_YOUR OBJECTIVE_. In the entries that follow, how many lines contain "grid"? Answer with the number only.

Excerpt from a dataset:

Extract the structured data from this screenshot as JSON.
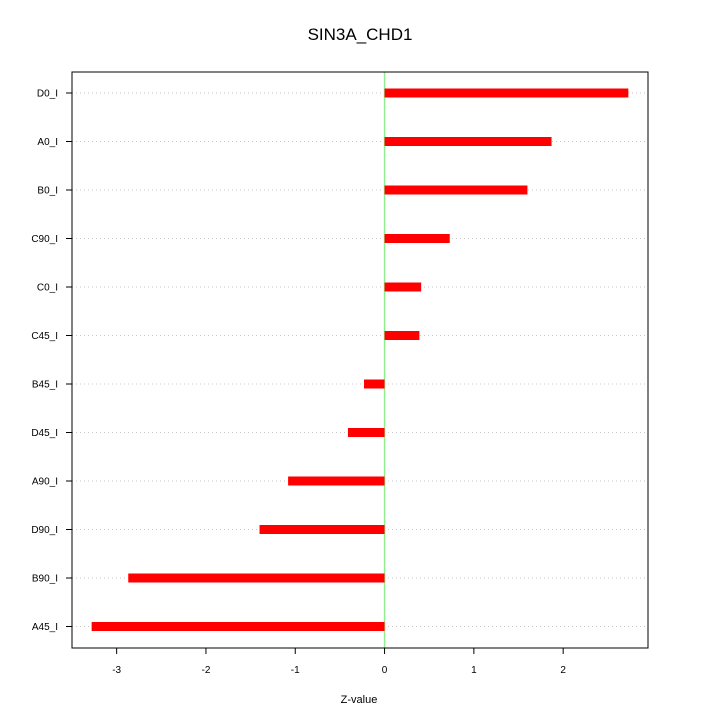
{
  "chart_data": {
    "type": "bar",
    "orientation": "horizontal",
    "title": "SIN3A_CHD1",
    "xlabel": "Z-value",
    "ylabel": "",
    "xlim": [
      -3.5,
      2.95
    ],
    "xticks": [
      -3,
      -2,
      -1,
      0,
      1,
      2
    ],
    "reference_line_x": 0,
    "grid": "horizontal dotted",
    "categories": [
      "D0_I",
      "A0_I",
      "B0_I",
      "C90_I",
      "C0_I",
      "C45_I",
      "B45_I",
      "D45_I",
      "A90_I",
      "D90_I",
      "B90_I",
      "A45_I"
    ],
    "values": [
      2.73,
      1.87,
      1.6,
      0.73,
      0.41,
      0.39,
      -0.23,
      -0.41,
      -1.08,
      -1.4,
      -2.87,
      -3.28
    ],
    "colors": {
      "bar": "#ff0000",
      "reference_line": "#90ee90",
      "grid": "#c8c8c8",
      "axis": "#000000"
    }
  }
}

_FINISHED EXERCISE_. 2